Your instructions:
Copy out everything from the line containing "y-tick-label: 0.36 [36, 65, 55, 98]" down to the end of the data, character for character.

Raw records:
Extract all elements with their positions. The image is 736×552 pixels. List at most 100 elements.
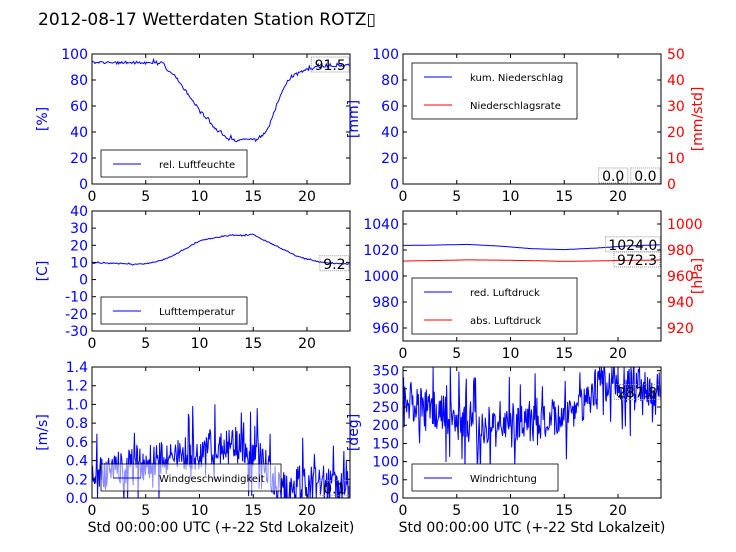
y-axis-label-right: [hPa]	[690, 258, 706, 294]
plot-frame	[402, 53, 662, 185]
figure-title: 2012-08-17 Wetterdaten Station ROTZ▯	[38, 10, 376, 30]
last-value-label-box	[630, 167, 661, 184]
y-tick-label-right: 0	[667, 177, 676, 193]
y-tick-label: 1.0	[66, 397, 88, 413]
y-tick-label: 1020	[363, 243, 399, 259]
x-tick-label: 15	[555, 503, 573, 519]
y-tick-label: 1040	[363, 217, 399, 233]
y-tick-label: 100	[372, 455, 399, 471]
y-tick-label: 0	[390, 177, 399, 193]
y-tick-label: 300	[372, 382, 399, 398]
legend-label: Windrichtung	[470, 474, 537, 485]
y-tick-label: 60	[70, 99, 88, 115]
plot-frame	[402, 366, 662, 499]
y-axis-label: [mm]	[346, 100, 362, 138]
y-tick-label-right: 960	[667, 269, 694, 285]
y-tick-label: 350	[372, 364, 399, 380]
y-tick-label: -20	[65, 307, 88, 323]
x-tick-label: 15	[244, 189, 262, 205]
last-value-label-right: 972.3	[617, 253, 657, 269]
y-tick-label-right: 10	[667, 151, 685, 167]
legend-label: Niederschlagsrate	[470, 101, 561, 112]
legend-label: Lufttemperatur	[159, 307, 236, 318]
y-axis-label: [C]	[35, 261, 51, 282]
legend-label: kum. Niederschlag	[470, 73, 563, 84]
x-tick-label: 5	[141, 189, 150, 205]
last-value-label-right: 0.0	[602, 169, 624, 185]
y-tick-label: 20	[70, 151, 88, 167]
y-tick-label: 0	[390, 491, 399, 507]
y-tick-label: 50	[381, 473, 399, 489]
legend-box	[411, 463, 559, 492]
y-tick-label: 30	[70, 221, 88, 237]
y-axis-label: [%]	[35, 107, 51, 131]
last-value-label-box	[613, 383, 661, 400]
y-tick-label: 40	[70, 204, 88, 220]
y-tick-label: 80	[381, 73, 399, 89]
x-tick-label: 5	[141, 336, 150, 352]
x-axis-label: Std 00:00:00 UTC (+-22 Std Lokalzeit)	[399, 520, 666, 536]
x-tick-label: 10	[191, 503, 209, 519]
y-tick-label-right: 20	[667, 125, 685, 141]
x-tick-label: 20	[609, 346, 627, 362]
y-tick-label: 1.2	[66, 379, 88, 395]
series-line-windrichtung	[403, 367, 661, 476]
y-tick-label: -10	[65, 290, 88, 306]
plot-frame	[91, 210, 351, 332]
x-tick-label: 20	[298, 503, 316, 519]
series-line-rel-luftfeuchte	[92, 57, 350, 143]
legend-label: abs. Luftdruck	[470, 316, 541, 327]
x-tick-label: 0	[88, 503, 97, 519]
x-tick-label: 15	[244, 503, 262, 519]
y-tick-label-right: 30	[667, 99, 685, 115]
y-tick-label: 0.8	[66, 416, 88, 432]
last-value-label: 0.0	[634, 169, 656, 185]
last-value-label-right-box	[613, 251, 661, 268]
y-tick-label: 10	[70, 255, 88, 271]
chart-precipitation: 0 5 10 15 20 0 20 40 60 80 100 0 10 20 30 40 50 [mm] [mm/s…	[346, 47, 706, 205]
y-tick-label: 100	[372, 47, 399, 63]
x-tick-label: 20	[609, 189, 627, 205]
x-tick-label: 20	[298, 336, 316, 352]
y-tick-label-right: 940	[667, 295, 694, 311]
x-tick-label: 10	[191, 336, 209, 352]
chart-pressure: 0 5 10 15 20 960 980 1000 1020 1040 920 940 960 980 10…	[363, 210, 706, 362]
y-tick-label: 80	[70, 73, 88, 89]
y-tick-label: 200	[372, 418, 399, 434]
x-tick-label: 20	[298, 189, 316, 205]
legend-label: Windgeschwindigkeit	[159, 474, 265, 485]
y-tick-label: 0.4	[66, 454, 88, 470]
x-tick-label: 0	[88, 336, 97, 352]
series-line-red-luftdruck	[403, 243, 661, 251]
x-tick-label: 0	[399, 189, 408, 205]
last-value-label: 0.1	[323, 482, 345, 498]
y-tick-label: 250	[372, 400, 399, 416]
x-tick-label: 20	[609, 503, 627, 519]
last-value-label: 287.8	[617, 385, 657, 401]
plot-frame	[91, 53, 351, 185]
y-axis-label-right: [mm/std]	[690, 87, 706, 152]
last-value-label-right-box	[598, 167, 629, 184]
y-tick-label: 20	[70, 238, 88, 254]
x-tick-label: 15	[244, 336, 262, 352]
y-tick-label: 20	[381, 151, 399, 167]
y-tick-label: -30	[65, 324, 88, 340]
x-tick-label: 10	[502, 503, 520, 519]
y-tick-label: 40	[381, 125, 399, 141]
series-line-lufttemperatur	[92, 233, 350, 266]
y-tick-label: 0	[79, 177, 88, 193]
legend-box	[411, 62, 578, 120]
x-axis-label: Std 00:00:00 UTC (+-22 Std Lokalzeit)	[88, 520, 355, 536]
legend-label: rel. Luftfeuchte	[159, 160, 235, 171]
last-value-label-box	[319, 255, 350, 272]
x-tick-label: 0	[88, 189, 97, 205]
chart-wind_speed: 0 5 10 15 20 0.0 0.2 0.4 0.6 0.8 1.0 1.2 1.4 [m/s] Std…	[35, 360, 354, 536]
y-tick-label: 0.2	[66, 472, 88, 488]
last-value-label: 1024.0	[608, 238, 657, 254]
last-value-label-box	[310, 56, 350, 73]
x-tick-label: 15	[555, 346, 573, 362]
y-tick-label: 40	[70, 125, 88, 141]
y-tick-label-right: 980	[667, 243, 694, 259]
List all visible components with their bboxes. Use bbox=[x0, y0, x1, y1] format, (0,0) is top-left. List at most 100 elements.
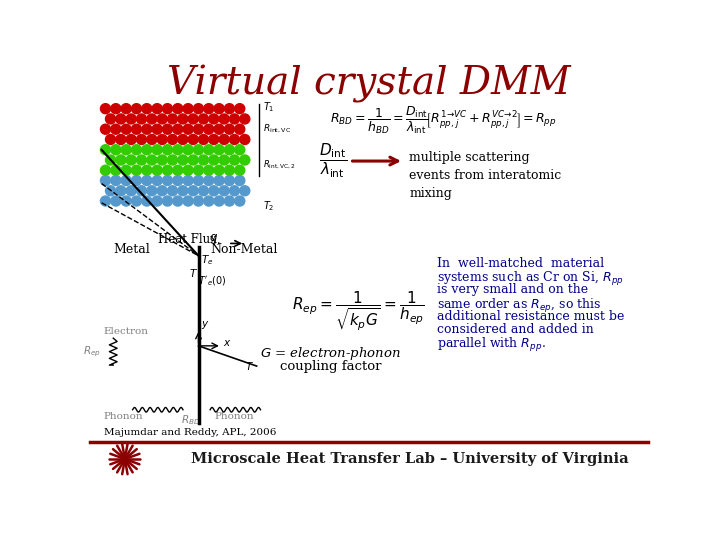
Circle shape bbox=[183, 176, 193, 186]
Text: $T'_e(0)$: $T'_e(0)$ bbox=[198, 274, 226, 288]
Circle shape bbox=[152, 196, 162, 206]
Circle shape bbox=[240, 155, 250, 165]
Text: Heat Flux,: Heat Flux, bbox=[158, 233, 225, 246]
Circle shape bbox=[214, 176, 224, 186]
Circle shape bbox=[235, 124, 245, 134]
Text: Non-Metal: Non-Metal bbox=[210, 244, 277, 256]
Circle shape bbox=[101, 165, 111, 176]
Circle shape bbox=[163, 176, 173, 186]
Circle shape bbox=[230, 186, 240, 196]
Circle shape bbox=[219, 114, 229, 124]
Circle shape bbox=[183, 165, 193, 176]
Circle shape bbox=[178, 114, 188, 124]
Circle shape bbox=[204, 145, 214, 155]
Text: Phonon: Phonon bbox=[214, 412, 253, 421]
Circle shape bbox=[121, 145, 131, 155]
Circle shape bbox=[194, 104, 204, 114]
Circle shape bbox=[225, 104, 235, 114]
Circle shape bbox=[163, 124, 173, 134]
Circle shape bbox=[214, 124, 224, 134]
Circle shape bbox=[214, 165, 224, 176]
Circle shape bbox=[199, 186, 209, 196]
Text: same order as $R_{ep}$, so this: same order as $R_{ep}$, so this bbox=[437, 296, 602, 315]
Circle shape bbox=[235, 104, 245, 114]
Circle shape bbox=[101, 145, 111, 155]
Circle shape bbox=[132, 196, 142, 206]
Circle shape bbox=[132, 145, 142, 155]
Text: systems such as Cr on Si, $R_{pp}$: systems such as Cr on Si, $R_{pp}$ bbox=[437, 271, 624, 288]
Circle shape bbox=[101, 104, 111, 114]
Circle shape bbox=[204, 165, 214, 176]
Circle shape bbox=[168, 155, 178, 165]
Text: multiple scattering
events from interatomic
mixing: multiple scattering events from interato… bbox=[409, 151, 562, 200]
Text: $T_2$: $T_2$ bbox=[263, 199, 274, 213]
Circle shape bbox=[137, 114, 147, 124]
Text: $\dfrac{D_{\rm int}}{\lambda_{\rm int}}$: $\dfrac{D_{\rm int}}{\lambda_{\rm int}}$ bbox=[319, 142, 347, 180]
Text: $T_e$: $T_e$ bbox=[201, 253, 213, 267]
Circle shape bbox=[163, 145, 173, 155]
Circle shape bbox=[225, 145, 235, 155]
Circle shape bbox=[219, 155, 229, 165]
Circle shape bbox=[188, 186, 198, 196]
Circle shape bbox=[240, 186, 250, 196]
Circle shape bbox=[116, 155, 126, 165]
Circle shape bbox=[204, 104, 214, 114]
Circle shape bbox=[142, 165, 152, 176]
Circle shape bbox=[147, 155, 157, 165]
Text: Electron: Electron bbox=[104, 327, 149, 336]
Circle shape bbox=[178, 155, 188, 165]
Circle shape bbox=[142, 196, 152, 206]
Circle shape bbox=[157, 155, 167, 165]
Circle shape bbox=[106, 155, 116, 165]
Text: $R_{ep} = \dfrac{1}{\sqrt{k_p G}} = \dfrac{1}{h_{ep}}$: $R_{ep} = \dfrac{1}{\sqrt{k_p G}} = \dfr… bbox=[292, 289, 424, 333]
Circle shape bbox=[121, 104, 131, 114]
Text: $x$: $x$ bbox=[223, 338, 232, 348]
Circle shape bbox=[157, 114, 167, 124]
Circle shape bbox=[173, 196, 183, 206]
Circle shape bbox=[188, 114, 198, 124]
Text: coupling factor: coupling factor bbox=[279, 360, 381, 373]
Circle shape bbox=[132, 176, 142, 186]
Circle shape bbox=[132, 104, 142, 114]
Circle shape bbox=[147, 186, 157, 196]
Circle shape bbox=[152, 124, 162, 134]
Circle shape bbox=[240, 114, 250, 124]
Circle shape bbox=[188, 134, 198, 145]
Circle shape bbox=[111, 124, 121, 134]
Circle shape bbox=[163, 196, 173, 206]
Circle shape bbox=[219, 134, 229, 145]
Text: Metal: Metal bbox=[113, 244, 150, 256]
Circle shape bbox=[137, 186, 147, 196]
Circle shape bbox=[116, 186, 126, 196]
Circle shape bbox=[111, 196, 121, 206]
Circle shape bbox=[152, 165, 162, 176]
Circle shape bbox=[126, 155, 136, 165]
Text: is very small and on the: is very small and on the bbox=[437, 284, 588, 296]
Circle shape bbox=[152, 176, 162, 186]
Circle shape bbox=[173, 165, 183, 176]
Circle shape bbox=[183, 145, 193, 155]
Circle shape bbox=[137, 155, 147, 165]
Circle shape bbox=[194, 176, 204, 186]
Text: $R_{BD} = \dfrac{1}{h_{BD}} = \dfrac{D_{\rm int}}{\lambda_{\rm int}}\!\left[R^{1: $R_{BD} = \dfrac{1}{h_{BD}} = \dfrac{D_{… bbox=[330, 105, 557, 136]
Circle shape bbox=[178, 134, 188, 145]
Circle shape bbox=[168, 134, 178, 145]
Text: Virtual crystal DMM: Virtual crystal DMM bbox=[167, 65, 571, 103]
Circle shape bbox=[157, 134, 167, 145]
Text: Majumdar and Reddy, APL, 2006: Majumdar and Reddy, APL, 2006 bbox=[104, 428, 276, 437]
Circle shape bbox=[173, 176, 183, 186]
Circle shape bbox=[106, 134, 116, 145]
Text: $T_1$: $T_1$ bbox=[263, 100, 274, 114]
Circle shape bbox=[183, 196, 193, 206]
Circle shape bbox=[147, 134, 157, 145]
Circle shape bbox=[173, 145, 183, 155]
Text: Phonon: Phonon bbox=[104, 412, 143, 421]
Circle shape bbox=[132, 124, 142, 134]
Circle shape bbox=[204, 124, 214, 134]
Circle shape bbox=[142, 124, 152, 134]
Circle shape bbox=[173, 104, 183, 114]
Circle shape bbox=[225, 124, 235, 134]
Circle shape bbox=[157, 186, 167, 196]
Circle shape bbox=[194, 196, 204, 206]
Circle shape bbox=[163, 104, 173, 114]
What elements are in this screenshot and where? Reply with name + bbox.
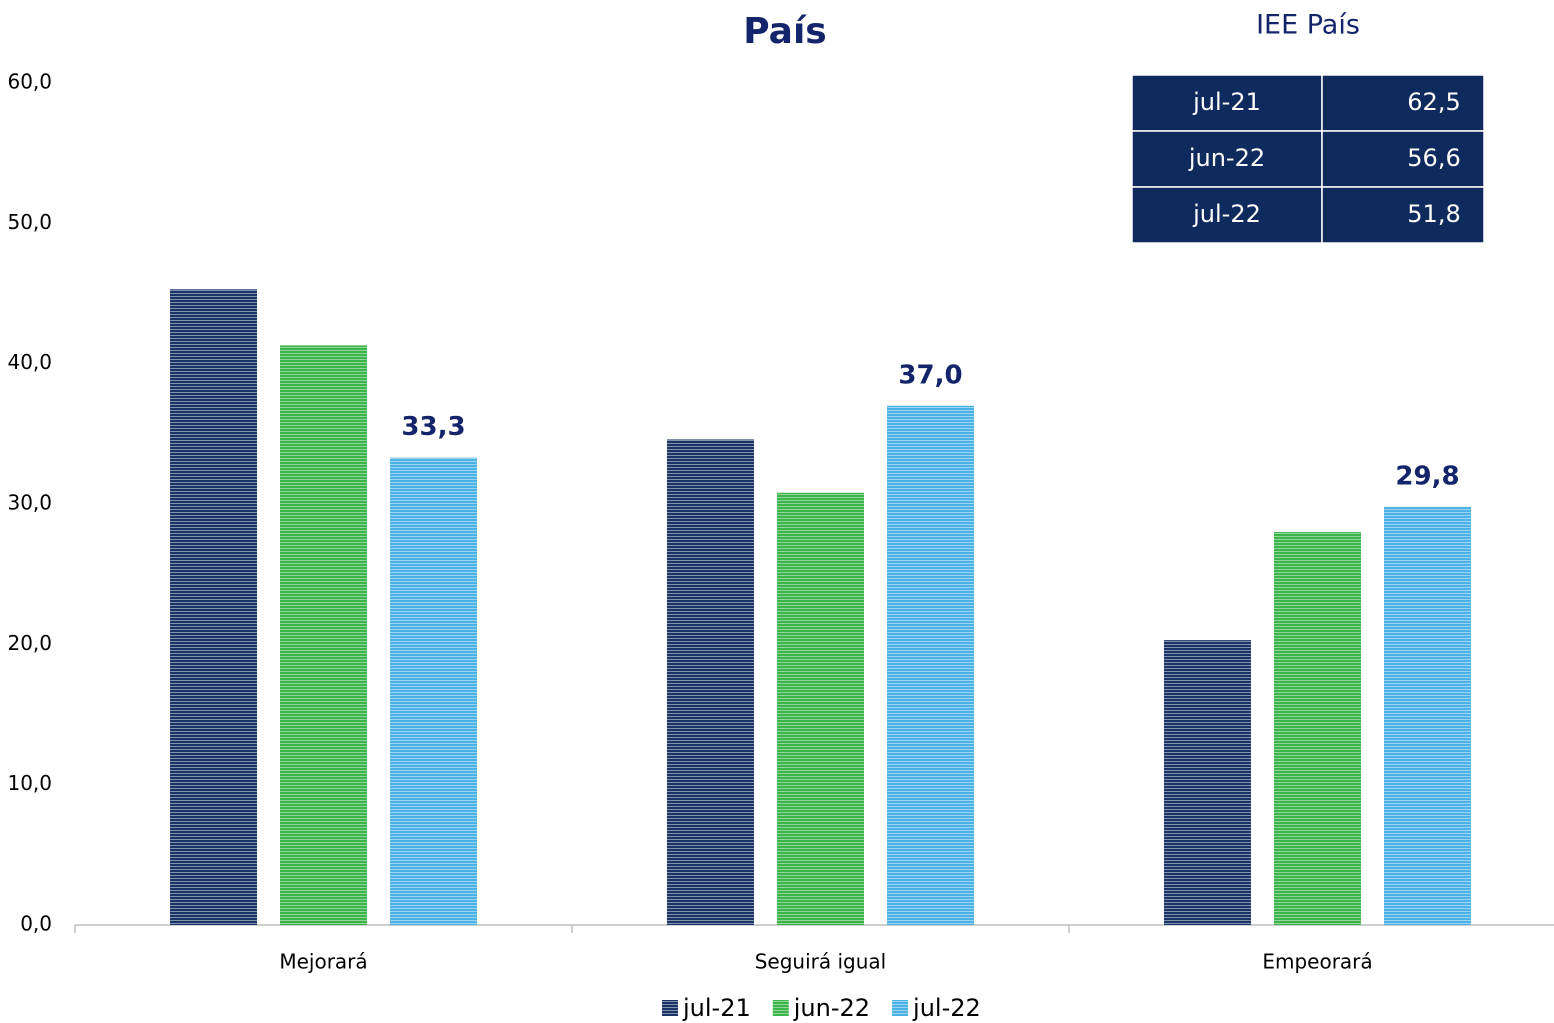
y-tick-label: 20,0 <box>7 631 52 655</box>
legend-label: jul-21 <box>682 994 751 1022</box>
x-tick-label: Empeorará <box>1262 950 1372 974</box>
table-text: 62,5 <box>1407 88 1460 116</box>
bar <box>1164 640 1251 925</box>
data-label: 33,3 <box>401 412 465 442</box>
table-text: 56,6 <box>1407 144 1460 172</box>
table-cell <box>1131 130 1323 188</box>
legend-swatch <box>662 1000 678 1016</box>
y-tick-label: 40,0 <box>7 350 52 374</box>
legend-label: jun-22 <box>793 994 870 1022</box>
bar <box>1274 532 1361 925</box>
x-tick-label: Seguirá igual <box>755 950 887 974</box>
y-tick-label: 60,0 <box>7 70 52 94</box>
bar <box>887 405 974 925</box>
data-label: 37,0 <box>898 360 962 390</box>
legend-label: jul-22 <box>912 994 981 1022</box>
bar <box>667 439 754 925</box>
table-text: 51,8 <box>1407 200 1460 228</box>
bar <box>280 345 367 925</box>
table-text: jul-22 <box>1192 200 1261 228</box>
legend-swatch <box>772 1000 789 1016</box>
y-tick-label: 10,0 <box>7 771 52 795</box>
bar <box>1384 506 1471 925</box>
table-cell <box>1131 74 1323 132</box>
y-tick-label: 50,0 <box>7 210 52 234</box>
bar <box>777 492 864 925</box>
table-title: IEE País <box>1256 10 1360 41</box>
table-cell <box>1321 186 1485 244</box>
table-text: jun-22 <box>1188 144 1265 172</box>
y-tick-label: 0,0 <box>20 912 52 936</box>
table-text: jul-21 <box>1192 88 1261 116</box>
bar <box>170 289 257 925</box>
table-cell <box>1131 186 1323 244</box>
data-label: 29,8 <box>1395 461 1459 491</box>
chart-title: País <box>743 11 826 52</box>
bar <box>390 457 477 925</box>
table-cell <box>1321 130 1485 188</box>
legend-swatch <box>892 1000 909 1016</box>
y-tick-label: 30,0 <box>7 491 52 515</box>
x-tick-label: Mejorará <box>279 950 367 974</box>
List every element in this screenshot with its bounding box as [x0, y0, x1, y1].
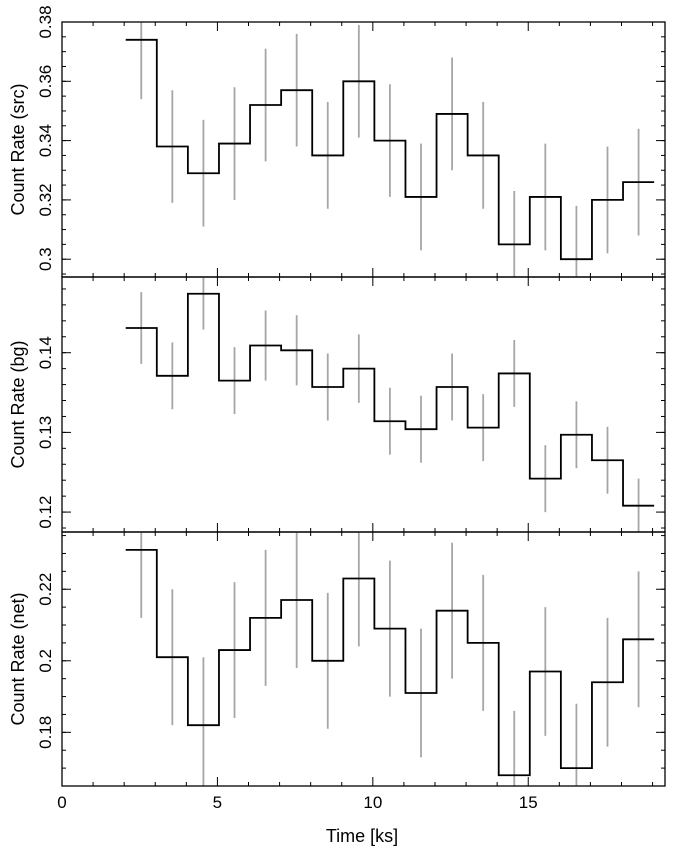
y-tick-label: 0.36 [36, 65, 55, 98]
x-tick-labels: 0 5 10 15 [57, 793, 537, 812]
panel-2: 0.12 0.13 0.14 Count Rate (bg) [8, 276, 666, 533]
y-axis-label: Count Rate (net) [8, 592, 28, 725]
step-series-line [125, 548, 655, 777]
x-axis-label: Time [ks] [326, 826, 398, 846]
y-tick-label: 0.18 [36, 716, 55, 749]
y-tick-label: 0.32 [36, 183, 55, 216]
y-axis-label: Count Rate (src) [8, 83, 28, 215]
y-tick-label: 0.38 [36, 5, 55, 38]
y-tick-label: 0.12 [36, 496, 55, 529]
panel-3: 0.18 0.2 0.22 Count Rate (net) [8, 531, 666, 787]
y-tick-label: 0.34 [36, 124, 55, 157]
y-tick-label: 0.2 [36, 649, 55, 673]
plot-frame [61, 21, 666, 278]
x-tick-label: 15 [519, 793, 538, 812]
x-tick-label: 0 [57, 793, 66, 812]
plot-frame [61, 276, 666, 533]
step-series-line [125, 292, 655, 507]
step-series-line [125, 38, 655, 261]
y-tick-label: 0.22 [36, 573, 55, 606]
panel-1: 0.3 0.32 0.34 0.36 0.38 Count Rate (src) [8, 5, 666, 278]
x-tick-label: 5 [213, 793, 222, 812]
x-tick-label: 10 [363, 793, 382, 812]
y-axis-label: Count Rate (bg) [8, 340, 28, 468]
y-tick-label: 0.14 [36, 336, 55, 369]
y-tick-label: 0.3 [36, 247, 55, 271]
plot-frame [61, 531, 666, 787]
y-tick-label: 0.13 [36, 416, 55, 449]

Exercise solution:
y-tick-label: 0.36 [36, 65, 55, 98]
x-tick-labels: 0 5 10 15 [57, 793, 537, 812]
panel-2: 0.12 0.13 0.14 Count Rate (bg) [8, 276, 666, 533]
y-axis-label: Count Rate (net) [8, 592, 28, 725]
step-series-line [125, 548, 655, 777]
x-axis-label: Time [ks] [326, 826, 398, 846]
y-tick-label: 0.18 [36, 716, 55, 749]
y-tick-label: 0.32 [36, 183, 55, 216]
y-axis-label: Count Rate (src) [8, 83, 28, 215]
y-tick-label: 0.38 [36, 5, 55, 38]
y-tick-label: 0.12 [36, 496, 55, 529]
panel-3: 0.18 0.2 0.22 Count Rate (net) [8, 531, 666, 787]
y-tick-label: 0.34 [36, 124, 55, 157]
y-tick-label: 0.2 [36, 649, 55, 673]
plot-frame [61, 21, 666, 278]
x-tick-label: 15 [519, 793, 538, 812]
x-tick-label: 0 [57, 793, 66, 812]
plot-frame [61, 276, 666, 533]
step-series-line [125, 292, 655, 507]
step-series-line [125, 38, 655, 261]
y-tick-label: 0.22 [36, 573, 55, 606]
panel-1: 0.3 0.32 0.34 0.36 0.38 Count Rate (src) [8, 5, 666, 278]
x-tick-label: 5 [213, 793, 222, 812]
x-tick-label: 10 [363, 793, 382, 812]
y-axis-label: Count Rate (bg) [8, 340, 28, 468]
y-tick-label: 0.14 [36, 336, 55, 369]
y-tick-label: 0.3 [36, 247, 55, 271]
plot-frame [61, 531, 666, 787]
y-tick-label: 0.13 [36, 416, 55, 449]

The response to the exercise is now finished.